WHAT IS BEING ASKED> Would you return the complete listing below word for word?

# # # # #

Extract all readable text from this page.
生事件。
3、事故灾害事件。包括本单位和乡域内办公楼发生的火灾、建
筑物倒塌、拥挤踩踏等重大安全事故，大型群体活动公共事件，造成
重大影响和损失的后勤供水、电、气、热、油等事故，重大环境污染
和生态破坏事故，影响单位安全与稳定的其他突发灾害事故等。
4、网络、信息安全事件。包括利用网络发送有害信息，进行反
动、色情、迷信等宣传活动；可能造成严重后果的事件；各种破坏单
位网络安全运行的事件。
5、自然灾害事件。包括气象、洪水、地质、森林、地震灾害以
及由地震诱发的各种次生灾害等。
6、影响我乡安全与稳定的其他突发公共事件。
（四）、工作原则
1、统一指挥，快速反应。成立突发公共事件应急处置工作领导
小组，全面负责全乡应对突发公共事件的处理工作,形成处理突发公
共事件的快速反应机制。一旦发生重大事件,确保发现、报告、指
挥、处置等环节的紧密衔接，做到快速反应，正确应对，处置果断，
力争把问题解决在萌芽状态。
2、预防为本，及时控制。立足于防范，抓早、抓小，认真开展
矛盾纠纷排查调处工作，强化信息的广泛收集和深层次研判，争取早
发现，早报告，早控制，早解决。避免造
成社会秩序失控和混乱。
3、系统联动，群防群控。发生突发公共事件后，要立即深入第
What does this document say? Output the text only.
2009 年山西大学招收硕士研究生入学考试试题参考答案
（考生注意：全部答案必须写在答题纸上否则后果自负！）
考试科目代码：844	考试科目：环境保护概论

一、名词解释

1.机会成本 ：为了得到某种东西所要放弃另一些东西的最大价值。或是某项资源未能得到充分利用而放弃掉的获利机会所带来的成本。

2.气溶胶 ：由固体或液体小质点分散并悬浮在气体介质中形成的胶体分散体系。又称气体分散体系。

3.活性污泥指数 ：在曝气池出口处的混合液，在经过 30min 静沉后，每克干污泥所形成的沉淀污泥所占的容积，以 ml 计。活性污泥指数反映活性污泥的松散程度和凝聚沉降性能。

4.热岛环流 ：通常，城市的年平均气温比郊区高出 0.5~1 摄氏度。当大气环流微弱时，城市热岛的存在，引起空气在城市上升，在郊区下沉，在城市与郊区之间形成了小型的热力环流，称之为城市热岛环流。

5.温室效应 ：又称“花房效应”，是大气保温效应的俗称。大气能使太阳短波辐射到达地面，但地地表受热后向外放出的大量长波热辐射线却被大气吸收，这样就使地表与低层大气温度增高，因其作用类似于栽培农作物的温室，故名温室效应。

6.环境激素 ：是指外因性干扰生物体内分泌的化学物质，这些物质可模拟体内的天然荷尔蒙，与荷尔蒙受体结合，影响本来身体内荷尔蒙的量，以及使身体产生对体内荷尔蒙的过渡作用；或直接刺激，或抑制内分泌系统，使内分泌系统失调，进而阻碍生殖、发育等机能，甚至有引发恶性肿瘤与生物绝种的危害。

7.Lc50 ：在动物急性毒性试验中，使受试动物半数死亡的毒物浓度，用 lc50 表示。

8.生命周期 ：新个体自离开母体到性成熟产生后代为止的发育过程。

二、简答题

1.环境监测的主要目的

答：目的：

# # # # #

ANSWER BELOW>
Extract all readable text from this page.
生事件。
3、事故灾害事件。包括本单位和乡域内办公楼发生的火灾、建
筑物倒塌、拥挤踩踏等重大安全事故，大型群体活动公共事件，造成
重大影响和损失的后勤供水、电、气、热、油等事故，重大环境污染
和生态破坏事故，影响单位安全与稳定的其他突发灾害事故等。
4、网络、信息安全事件。包括利用网络发送有害信息，进行反
动、色情、迷信等宣传活动；可能造成严重后果的事件；各种破坏单
位网络安全运行的事件。
5、自然灾害事件。包括气象、洪水、地质、森林、地震灾害以
及由地震诱发的各种次生灾害等。
6、影响我乡安全与稳定的其他突发公共事件。
（四）、工作原则
1、统一指挥，快速反应。成立突发公共事件应急处置工作领导
小组，全面负责全乡应对突发公共事件的处理工作,形成处理突发公
共事件的快速反应机制。一旦发生重大事件,确保发现、报告、指
挥、处置等环节的紧密衔接，做到快速反应，正确应对，处置果断，
力争把问题解决在萌芽状态。
2、预防为本，及时控制。立足于防范，抓早、抓小，认真开展
矛盾纠纷排查调处工作，强化信息的广泛收集和深层次研判，争取早
发现，早报告，早控制，早解决。避免造
成社会秩序失控和混乱。
3、系统联动，群防群控。发生突发公共事件后，要立即深入第
What does this document say? Output the text only.
2009 年山西大学招收硕士研究生入学考试试题参考答案
（考生注意：全部答案必须写在答题纸上否则后果自负！）
考试科目代码：844	考试科目：环境保护概论

一、名词解释

1.机会成本 ：为了得到某种东西所要放弃另一些东西的最大价值。或是某项资源未能得到充分利用而放弃掉的获利机会所带来的成本。

2.气溶胶 ：由固体或液体小质点分散并悬浮在气体介质中形成的胶体分散体系。又称气体分散体系。

3.活性污泥指数 ：在曝气池出口处的混合液，在经过 30min 静沉后，每克干污泥所形成的沉淀污泥所占的容积，以 ml 计。活性污泥指数反映活性污泥的松散程度和凝聚沉降性能。

4.热岛环流 ：通常，城市的年平均气温比郊区高出 0.5~1 摄氏度。当大气环流微弱时，城市热岛的存在，引起空气在城市上升，在郊区下沉，在城市与郊区之间形成了小型的热力环流，称之为城市热岛环流。

5.温室效应 ：又称“花房效应”，是大气保温效应的俗称。大气能使太阳短波辐射到达地面，但地地表受热后向外放出的大量长波热辐射线却被大气吸收，这样就使地表与低层大气温度增高，因其作用类似于栽培农作物的温室，故名温室效应。

6.环境激素 ：是指外因性干扰生物体内分泌的化学物质，这些物质可模拟体内的天然荷尔蒙，与荷尔蒙受体结合，影响本来身体内荷尔蒙的量，以及使身体产生对体内荷尔蒙的过渡作用；或直接刺激，或抑制内分泌系统，使内分泌系统失调，进而阻碍生殖、发育等机能，甚至有引发恶性肿瘤与生物绝种的危害。

7.Lc50 ：在动物急性毒性试验中，使受试动物半数死亡的毒物浓度，用 lc50 表示。

8.生命周期 ：新个体自离开母体到性成熟产生后代为止的发育过程。

二、简答题

1.环境监测的主要目的

答：目的：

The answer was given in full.